Excerpt from a dataset:
# # #
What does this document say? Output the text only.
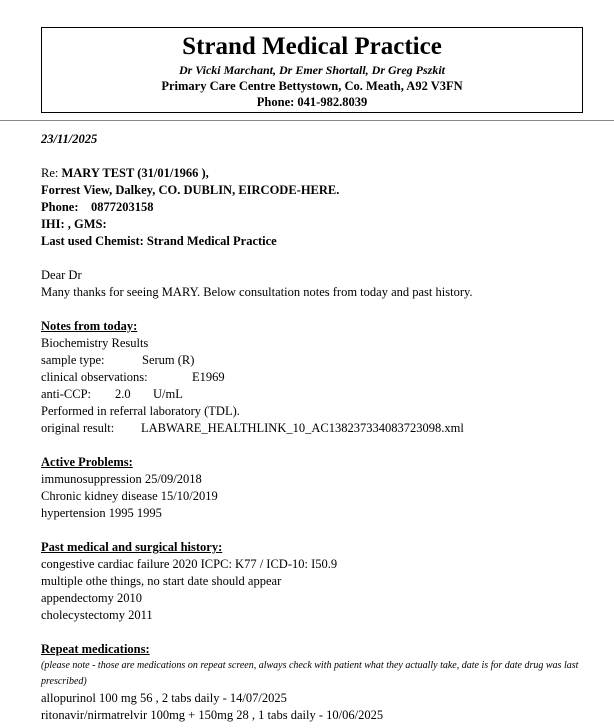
Strand Medical Practice
Dr Vicki Marchant, Dr Emer Shortall, Dr Greg Pszkit
Primary Care Centre Bettystown, Co. Meath, A92 V3FN
Phone: 041-982.8039
23/11/2025
Re: MARY TEST (31/01/1966 ),
Forrest View, Dalkey, CO. DUBLIN, EIRCODE-HERE.
Phone:    0877203158
IHI: , GMS:
Last used Chemist: Strand Medical Practice
Dear Dr
Many thanks for seeing MARY. Below consultation notes from today and past history.
Notes from today:
Biochemistry Results
sample type:	Serum (R)
clinical observations:	E1969
anti-CCP: 2.0 U/mL
Performed in referral laboratory (TDL).
original result: LABWARE_HEALTHLINK_10_AC138237334083723098.xml
Active Problems:
immunosuppression 25/09/2018
Chronic kidney disease 15/10/2019
hypertension 1995 1995
Past medical and surgical history:
congestive cardiac failure 2020 ICPC: K77 / ICD-10: I50.9
multiple othe things, no start date should appear
appendectomy 2010
cholecystectomy 2011
Repeat medications:
(please note - those are medications on repeat screen, always check with patient what they actually take, date is for date drug was last prescribed)
allopurinol 100 mg 56 , 2 tabs daily - 14/07/2025
ritonavir/nirmatrelvir 100mg + 150mg 28 , 1 tabs daily - 10/06/2025
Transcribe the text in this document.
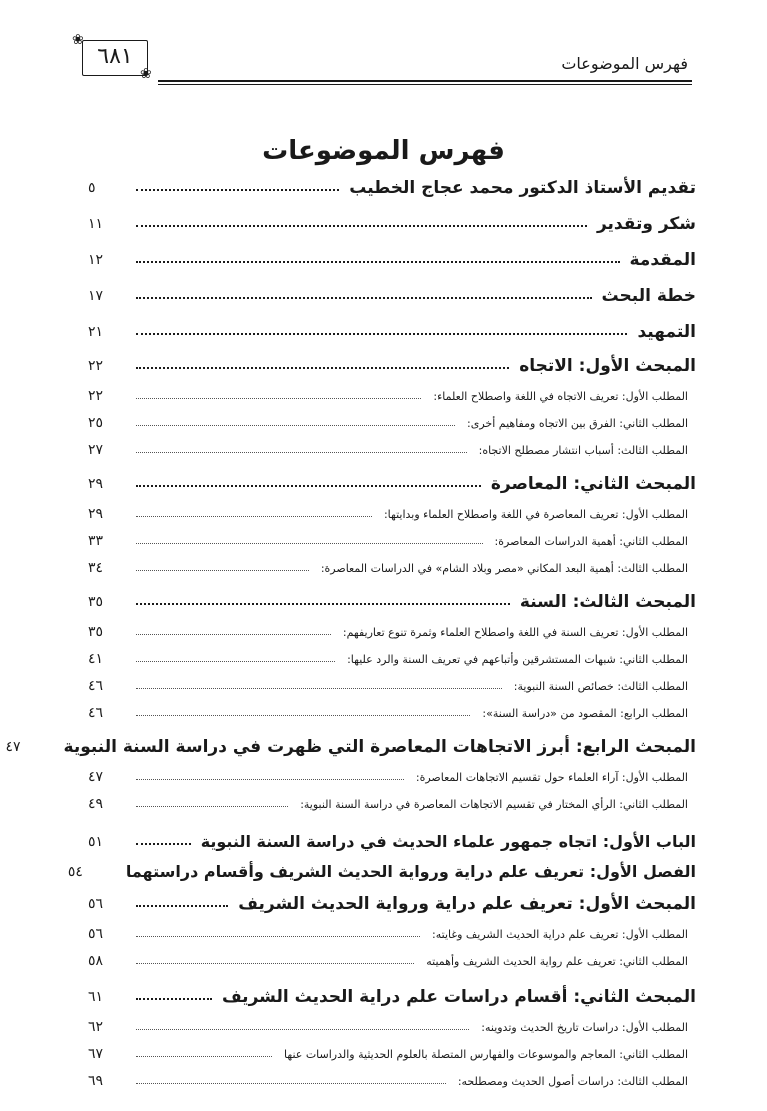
❀
٦٨١
❀
فهرس الموضوعات
فهرس الموضوعات
تقديم الأستاذ الدكتور محمد عجاج الخطيب
٥
شكر وتقدير
١١
المقدمة
١٢
خطة البحث
١٧
التمهيد
٢١
المبحث الأول: الاتجاه
٢٢
المطلب الأول: تعريف الاتجاه في اللغة واصطلاح العلماء:
٢٢
المطلب الثاني: الفرق بين الاتجاه ومفاهيم أخرى:
٢٥
المطلب الثالث: أسباب انتشار مصطلح الاتجاه:
٢٧
المبحث الثاني: المعاصرة
٢٩
المطلب الأول: تعريف المعاصرة في اللغة واصطلاح العلماء وبدايتها:
٢٩
المطلب الثاني: أهمية الدراسات المعاصرة:
٣٣
المطلب الثالث: أهمية البعد المكاني «مصر وبلاد الشام» في الدراسات المعاصرة:
٣٤
المبحث الثالث: السنة
٣٥
المطلب الأول: تعريف السنة في اللغة واصطلاح العلماء وثمرة تنوع تعاريفهم:
٣٥
المطلب الثاني: شبهات المستشرقين وأتباعهم في تعريف السنة والرد عليها:
٤١
المطلب الثالث: خصائص السنة النبوية:
٤٦
المطلب الرابع: المقصود من «دراسة السنة»:
٤٦
المبحث الرابع: أبرز الاتجاهات المعاصرة التي ظهرت في دراسة السنة النبوية
٤٧
المطلب الأول: آراء العلماء حول تقسيم الاتجاهات المعاصرة:
٤٧
المطلب الثاني: الرأي المختار في تقسيم الاتجاهات المعاصرة في دراسة السنة النبوية:
٤٩
الباب الأول: اتجاه جمهور علماء الحديث في دراسة السنة النبوية
٥١
الفصل الأول: تعريف علم دراية ورواية الحديث الشريف وأقسام دراستهما
٥٤
المبحث الأول: تعريف علم دراية ورواية الحديث الشريف
٥٦
المطلب الأول: تعريف علم دراية الحديث الشريف وغايته:
٥٦
المطلب الثاني: تعريف علم رواية الحديث الشريف وأهميته
٥٨
المبحث الثاني: أقسام دراسات علم دراية الحديث الشريف
٦١
المطلب الأول: دراسات تاريخ الحديث وتدوينه:
٦٢
المطلب الثاني: المعاجم والموسوعات والفهارس المتصلة بالعلوم الحديثية والدراسات عنها
٦٧
المطلب الثالث: دراسات أصول الحديث ومصطلحه:
٦٩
# # #
All lines above containing the string "Phone" are to be collected.

- [Reply]:
Phone: 041-982.8039
Phone:    0877203158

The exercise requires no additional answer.